→ **EXERCISE AIM**:
Each entry has to be copied exactly, with nothing missed.

→ **INPUT DATA**:
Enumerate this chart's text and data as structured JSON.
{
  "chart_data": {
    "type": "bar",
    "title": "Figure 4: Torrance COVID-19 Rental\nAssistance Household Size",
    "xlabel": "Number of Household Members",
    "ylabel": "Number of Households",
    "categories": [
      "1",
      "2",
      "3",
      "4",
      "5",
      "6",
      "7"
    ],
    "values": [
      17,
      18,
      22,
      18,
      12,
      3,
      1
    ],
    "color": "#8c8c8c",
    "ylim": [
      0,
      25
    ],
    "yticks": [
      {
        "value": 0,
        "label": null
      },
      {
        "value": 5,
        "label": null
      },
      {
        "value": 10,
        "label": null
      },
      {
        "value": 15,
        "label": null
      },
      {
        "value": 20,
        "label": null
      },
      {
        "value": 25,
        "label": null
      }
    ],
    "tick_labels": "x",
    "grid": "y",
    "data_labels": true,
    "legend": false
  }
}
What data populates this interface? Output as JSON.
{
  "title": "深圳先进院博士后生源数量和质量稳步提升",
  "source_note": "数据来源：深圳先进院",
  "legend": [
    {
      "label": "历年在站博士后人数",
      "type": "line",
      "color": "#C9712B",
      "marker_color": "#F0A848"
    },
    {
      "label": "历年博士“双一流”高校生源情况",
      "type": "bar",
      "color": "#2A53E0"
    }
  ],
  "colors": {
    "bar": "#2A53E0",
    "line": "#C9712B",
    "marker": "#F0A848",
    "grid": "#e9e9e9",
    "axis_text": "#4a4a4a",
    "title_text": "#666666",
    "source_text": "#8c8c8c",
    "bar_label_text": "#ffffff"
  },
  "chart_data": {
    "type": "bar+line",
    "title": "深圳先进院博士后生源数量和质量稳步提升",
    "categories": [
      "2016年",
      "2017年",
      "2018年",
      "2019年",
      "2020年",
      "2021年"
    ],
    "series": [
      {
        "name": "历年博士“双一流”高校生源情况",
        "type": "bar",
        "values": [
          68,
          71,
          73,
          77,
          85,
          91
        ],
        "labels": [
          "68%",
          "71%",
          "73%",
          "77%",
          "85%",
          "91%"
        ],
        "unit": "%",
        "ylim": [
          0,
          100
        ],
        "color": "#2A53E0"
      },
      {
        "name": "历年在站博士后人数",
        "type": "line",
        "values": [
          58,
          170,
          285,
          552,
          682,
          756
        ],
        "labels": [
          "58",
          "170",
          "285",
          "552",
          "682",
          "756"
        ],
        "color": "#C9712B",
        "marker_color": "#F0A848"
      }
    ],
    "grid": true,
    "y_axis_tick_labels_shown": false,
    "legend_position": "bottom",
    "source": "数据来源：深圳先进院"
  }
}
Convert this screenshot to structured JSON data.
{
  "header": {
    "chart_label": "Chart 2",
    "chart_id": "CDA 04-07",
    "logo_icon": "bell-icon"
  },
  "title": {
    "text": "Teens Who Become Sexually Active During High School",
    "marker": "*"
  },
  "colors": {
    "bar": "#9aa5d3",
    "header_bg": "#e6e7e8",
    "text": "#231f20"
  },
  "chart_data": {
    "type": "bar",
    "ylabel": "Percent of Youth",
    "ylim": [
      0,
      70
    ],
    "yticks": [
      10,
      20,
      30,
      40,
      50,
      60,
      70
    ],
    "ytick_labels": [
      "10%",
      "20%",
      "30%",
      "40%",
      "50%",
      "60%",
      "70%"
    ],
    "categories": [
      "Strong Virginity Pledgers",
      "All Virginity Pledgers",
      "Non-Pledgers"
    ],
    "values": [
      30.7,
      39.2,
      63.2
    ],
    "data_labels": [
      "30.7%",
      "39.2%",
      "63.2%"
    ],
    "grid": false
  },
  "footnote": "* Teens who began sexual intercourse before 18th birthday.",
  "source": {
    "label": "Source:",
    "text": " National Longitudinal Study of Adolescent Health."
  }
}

→ **SOLVED PROBLEM**:
Enumerate this chart's text and data as structured JSON.
{
  "chart_data": {
    "type": "bar",
    "title": "Figure 4: Torrance COVID-19 Rental\nAssistance Household Size",
    "xlabel": "Number of Household Members",
    "ylabel": "Number of Households",
    "categories": [
      "1",
      "2",
      "3",
      "4",
      "5",
      "6",
      "7"
    ],
    "values": [
      17,
      18,
      22,
      18,
      12,
      3,
      1
    ],
    "color": "#8c8c8c",
    "ylim": [
      0,
      25
    ],
    "yticks": [
      {
        "value": 0,
        "label": null
      },
      {
        "value": 5,
        "label": null
      },
      {
        "value": 10,
        "label": null
      },
      {
        "value": 15,
        "label": null
      },
      {
        "value": 20,
        "label": null
      },
      {
        "value": 25,
        "label": null
      }
    ],
    "tick_labels": "x",
    "grid": "y",
    "data_labels": true,
    "legend": false
  }
}
What data populates this interface? Output as JSON.
{
  "title": "深圳先进院博士后生源数量和质量稳步提升",
  "source_note": "数据来源：深圳先进院",
  "legend": [
    {
      "label": "历年在站博士后人数",
      "type": "line",
      "color": "#C9712B",
      "marker_color": "#F0A848"
    },
    {
      "label": "历年博士“双一流”高校生源情况",
      "type": "bar",
      "color": "#2A53E0"
    }
  ],
  "colors": {
    "bar": "#2A53E0",
    "line": "#C9712B",
    "marker": "#F0A848",
    "grid": "#e9e9e9",
    "axis_text": "#4a4a4a",
    "title_text": "#666666",
    "source_text": "#8c8c8c",
    "bar_label_text": "#ffffff"
  },
  "chart_data": {
    "type": "bar+line",
    "title": "深圳先进院博士后生源数量和质量稳步提升",
    "categories": [
      "2016年",
      "2017年",
      "2018年",
      "2019年",
      "2020年",
      "2021年"
    ],
    "series": [
      {
        "name": "历年博士“双一流”高校生源情况",
        "type": "bar",
        "values": [
          68,
          71,
          73,
          77,
          85,
          91
        ],
        "labels": [
          "68%",
          "71%",
          "73%",
          "77%",
          "85%",
          "91%"
        ],
        "unit": "%",
        "ylim": [
          0,
          100
        ],
        "color": "#2A53E0"
      },
      {
        "name": "历年在站博士后人数",
        "type": "line",
        "values": [
          58,
          170,
          285,
          552,
          682,
          756
        ],
        "labels": [
          "58",
          "170",
          "285",
          "552",
          "682",
          "756"
        ],
        "color": "#C9712B",
        "marker_color": "#F0A848"
      }
    ],
    "grid": true,
    "y_axis_tick_labels_shown": false,
    "legend_position": "bottom",
    "source": "数据来源：深圳先进院"
  }
}
Convert this screenshot to structured JSON data.
{
  "header": {
    "chart_label": "Chart 2",
    "chart_id": "CDA 04-07",
    "logo_icon": "bell-icon"
  },
  "title": {
    "text": "Teens Who Become Sexually Active During High School",
    "marker": "*"
  },
  "colors": {
    "bar": "#9aa5d3",
    "header_bg": "#e6e7e8",
    "text": "#231f20"
  },
  "chart_data": {
    "type": "bar",
    "ylabel": "Percent of Youth",
    "ylim": [
      0,
      70
    ],
    "yticks": [
      10,
      20,
      30,
      40,
      50,
      60,
      70
    ],
    "ytick_labels": [
      "10%",
      "20%",
      "30%",
      "40%",
      "50%",
      "60%",
      "70%"
    ],
    "categories": [
      "Strong Virginity Pledgers",
      "All Virginity Pledgers",
      "Non-Pledgers"
    ],
    "values": [
      30.7,
      39.2,
      63.2
    ],
    "data_labels": [
      "30.7%",
      "39.2%",
      "63.2%"
    ],
    "grid": false
  },
  "footnote": "* Teens who began sexual intercourse before 18th birthday.",
  "source": {
    "label": "Source:",
    "text": " National Longitudinal Study of Adolescent Health."
  }
}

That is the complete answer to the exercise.